The records:
*-*-*
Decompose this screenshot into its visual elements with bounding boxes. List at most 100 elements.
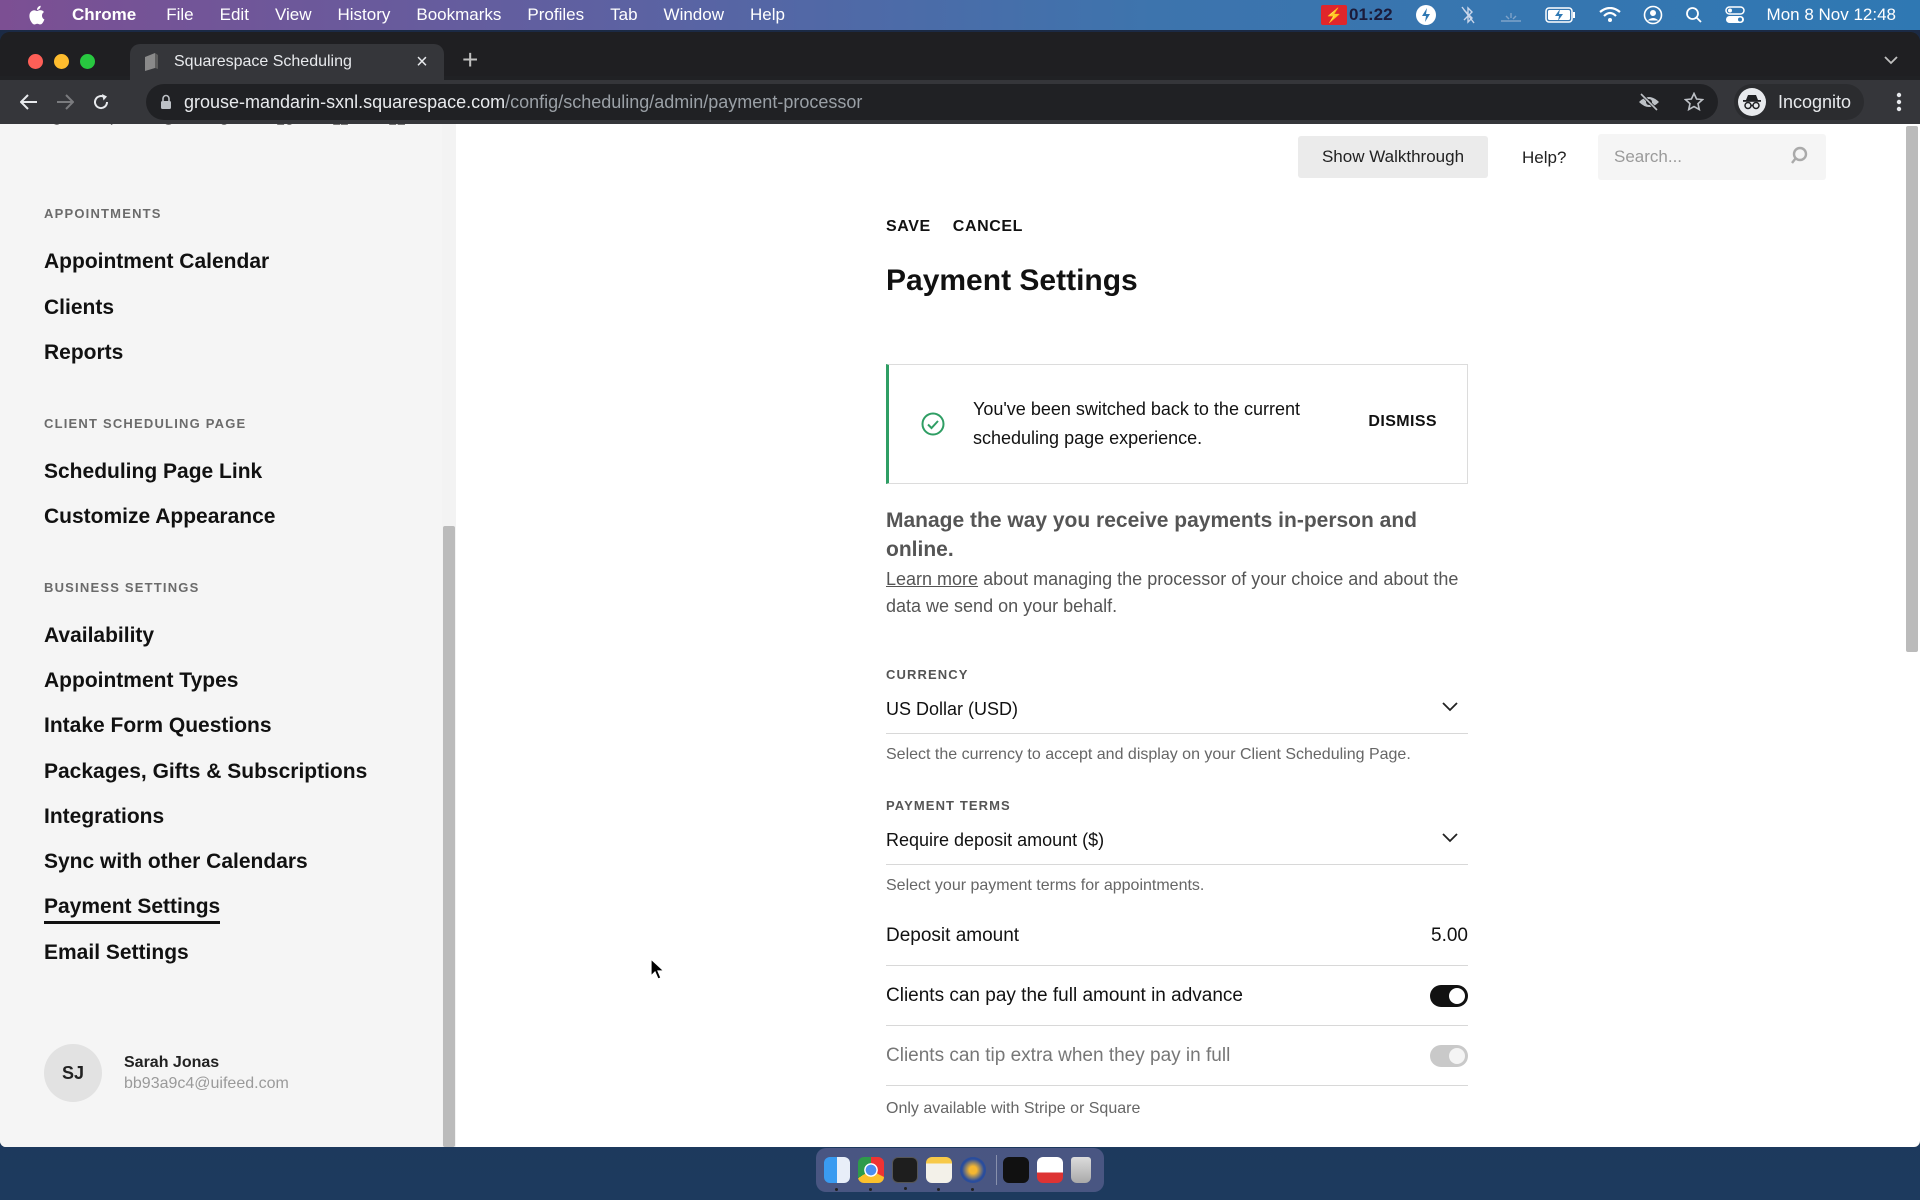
- menu-help[interactable]: Help: [750, 5, 785, 25]
- intro-text: Manage the way you receive payments in-p…: [886, 506, 1468, 620]
- dock-trash-icon[interactable]: [1071, 1157, 1091, 1183]
- menu-app-name[interactable]: Chrome: [72, 5, 136, 25]
- sidebar-item-scheduling-page-link[interactable]: Scheduling Page Link: [44, 460, 262, 484]
- sidebar-item-intake-form-questions[interactable]: Intake Form Questions: [44, 714, 272, 738]
- dock-separator: [996, 1155, 997, 1185]
- help-link[interactable]: Help?: [1522, 148, 1566, 168]
- bookmark-star-icon[interactable]: [1684, 92, 1704, 112]
- dock-chrome-icon[interactable]: [858, 1157, 884, 1191]
- intro-sub: Learn more about managing the processor …: [886, 566, 1468, 620]
- menu-window[interactable]: Window: [664, 5, 724, 25]
- currency-help: Select the currency to accept and displa…: [886, 746, 1411, 763]
- reload-button[interactable]: [83, 84, 119, 120]
- calendar-day[interactable]: 6: [52, 124, 108, 130]
- menu-edit[interactable]: Edit: [220, 5, 249, 25]
- currency-value: US Dollar (USD): [886, 699, 1019, 719]
- menu-tab[interactable]: Tab: [610, 5, 637, 25]
- sidebar-item-sync-calendars[interactable]: Sync with other Calendars: [44, 850, 308, 874]
- page-scrollbar[interactable]: [1906, 126, 1918, 652]
- sidebar-item-availability[interactable]: Availability: [44, 624, 154, 648]
- calendar-day[interactable]: 9: [220, 124, 276, 130]
- maximize-window-button[interactable]: [80, 54, 95, 69]
- calendar-day[interactable]: 7: [108, 124, 164, 130]
- tip-extra-toggle[interactable]: [1430, 1044, 1468, 1067]
- sidebar-item-customize-appearance[interactable]: Customize Appearance: [44, 505, 275, 529]
- control-center-icon[interactable]: [1724, 6, 1745, 24]
- sidebar-item-clients[interactable]: Clients: [44, 296, 114, 320]
- calendar-day[interactable]: 11: [332, 124, 388, 130]
- menu-file[interactable]: File: [166, 5, 193, 25]
- sidebar-scrollbar[interactable]: [443, 526, 455, 1147]
- back-button[interactable]: [11, 84, 47, 120]
- switch-notice-banner: You've been switched back to the current…: [886, 364, 1468, 484]
- recording-indicator[interactable]: ⚡ 01:22: [1321, 5, 1393, 25]
- incognito-profile-button[interactable]: Incognito: [1734, 84, 1864, 120]
- dock-lightning-app-icon[interactable]: [960, 1157, 986, 1191]
- dock-terminal-icon[interactable]: [892, 1157, 918, 1190]
- menubar-clock[interactable]: Mon 8 Nov 12:48: [1767, 5, 1896, 25]
- search-input[interactable]: [1614, 147, 1784, 167]
- dismiss-button[interactable]: DISMISS: [1368, 413, 1437, 431]
- close-tab-icon[interactable]: ×: [408, 51, 436, 74]
- forward-button[interactable]: [47, 84, 83, 120]
- browser-tab-active[interactable]: Squarespace Scheduling ×: [130, 44, 444, 80]
- sidebar-item-appointment-types[interactable]: Appointment Types: [44, 669, 238, 693]
- menu-profiles[interactable]: Profiles: [527, 5, 584, 25]
- calendar-day[interactable]: 12: [388, 124, 444, 130]
- dock-screen-recorder-icon[interactable]: [1003, 1157, 1029, 1183]
- squarespace-favicon-icon: [142, 52, 160, 72]
- sidebar-item-email-settings[interactable]: Email Settings: [44, 941, 189, 965]
- address-bar[interactable]: grouse-mandarin-sxnl.squarespace.com/con…: [146, 84, 1718, 120]
- pay-full-toggle[interactable]: [1430, 984, 1468, 1007]
- search-icon[interactable]: [1790, 146, 1808, 171]
- pay-full-row: Clients can pay the full amount in advan…: [886, 966, 1468, 1026]
- dock-notes-icon[interactable]: [926, 1157, 952, 1191]
- tab-strip: Squarespace Scheduling × +: [0, 32, 1920, 80]
- sidebar-section-client-scheduling-page: CLIENT SCHEDULING PAGE: [44, 416, 247, 431]
- new-tab-button[interactable]: +: [462, 46, 478, 74]
- dock-preview-window-icon[interactable]: [1037, 1157, 1063, 1183]
- calendar-day[interactable]: 8: [164, 124, 220, 130]
- calendar-day[interactable]: 10: [276, 124, 332, 130]
- learn-more-link[interactable]: Learn more: [886, 569, 978, 589]
- menubar-status-area: ⚡ 01:22 Mon 8 Nov 12:48: [1321, 0, 1920, 30]
- sidebar: 6 7 8 9 10 11 12 APPOINTMENTS Appointmen…: [0, 124, 456, 1147]
- deposit-amount-input[interactable]: 5.00: [1431, 925, 1468, 947]
- avatar: SJ: [44, 1044, 102, 1102]
- apple-menu-icon[interactable]: [28, 5, 50, 25]
- sidebar-item-appointment-calendar[interactable]: Appointment Calendar: [44, 250, 269, 274]
- sidebar-item-integrations[interactable]: Integrations: [44, 805, 164, 829]
- menu-view[interactable]: View: [275, 5, 312, 25]
- deposit-amount-label: Deposit amount: [886, 924, 1020, 946]
- page-title: Payment Settings: [886, 264, 1138, 297]
- cancel-button[interactable]: CANCEL: [953, 218, 1023, 236]
- lock-icon[interactable]: [160, 94, 172, 110]
- incognito-icon: [1738, 88, 1766, 116]
- browser-menu-icon[interactable]: [1896, 92, 1902, 117]
- url-host: grouse-mandarin-sxnl.squarespace.com: [184, 91, 506, 112]
- menu-bookmarks[interactable]: Bookmarks: [416, 5, 501, 25]
- sidebar-item-packages-gifts-subscriptions[interactable]: Packages, Gifts & Subscriptions: [44, 760, 367, 784]
- dock-finder-icon[interactable]: [824, 1157, 850, 1191]
- user-icon[interactable]: [1643, 5, 1663, 25]
- spotlight-search-icon[interactable]: [1685, 6, 1703, 24]
- flash-icon[interactable]: [1415, 4, 1437, 26]
- show-walkthrough-button[interactable]: Show Walkthrough: [1298, 136, 1488, 178]
- chevron-down-icon: [1442, 833, 1458, 843]
- sidebar-item-reports[interactable]: Reports: [44, 341, 123, 365]
- sidebar-item-payment-settings[interactable]: Payment Settings: [44, 895, 221, 924]
- sound-icon[interactable]: [1499, 7, 1523, 23]
- tracking-protection-eye-off-icon[interactable]: [1638, 93, 1660, 111]
- currency-select[interactable]: US Dollar (USD): [886, 686, 1468, 734]
- battery-charging-icon[interactable]: [1544, 7, 1577, 23]
- close-window-button[interactable]: [28, 54, 43, 69]
- tab-search-chevron-icon[interactable]: [1884, 52, 1898, 70]
- menu-history[interactable]: History: [337, 5, 390, 25]
- user-profile[interactable]: SJ Sarah Jonas bb93a9c4@uifeed.com: [44, 1044, 289, 1102]
- wifi-icon[interactable]: [1598, 7, 1621, 23]
- save-button[interactable]: SAVE: [886, 218, 931, 236]
- minimize-window-button[interactable]: [54, 54, 69, 69]
- currency-label: CURRENCY: [886, 667, 969, 682]
- payment-terms-select[interactable]: Require deposit amount ($): [886, 817, 1468, 865]
- bluetooth-off-icon[interactable]: [1459, 5, 1477, 25]
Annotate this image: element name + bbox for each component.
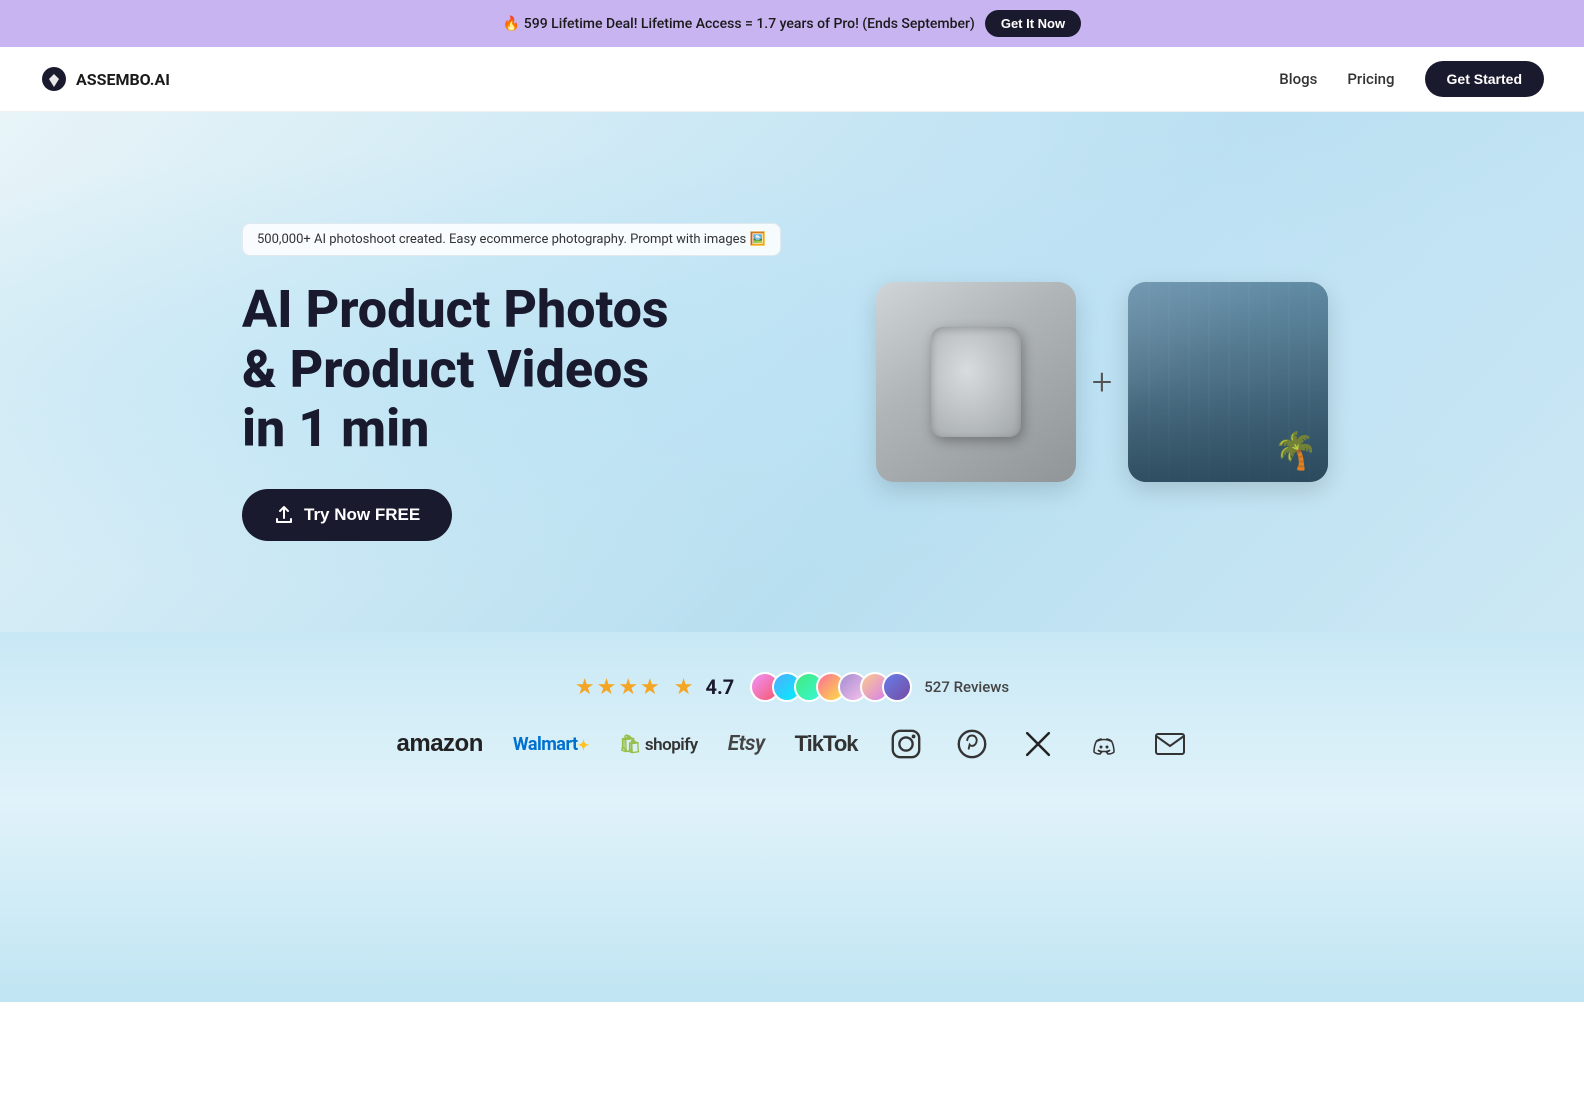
*-*-*
Task instructions: Quote the lines of the data word for word, beginning with the line containing "- menu-help[interactable]: Help: [750, 5, 785, 25]" and continuing through the line containing "- menu-app-name[interactable]: Chrome: [72, 5, 136, 25]".

Answer in full:
- menu-help[interactable]: Help: [750, 5, 785, 25]
- intro-text: Manage the way you receive payments in-p…: [886, 506, 1468, 620]
- dock-trash-icon[interactable]: [1071, 1157, 1091, 1183]
- menu-app-name[interactable]: Chrome: [72, 5, 136, 25]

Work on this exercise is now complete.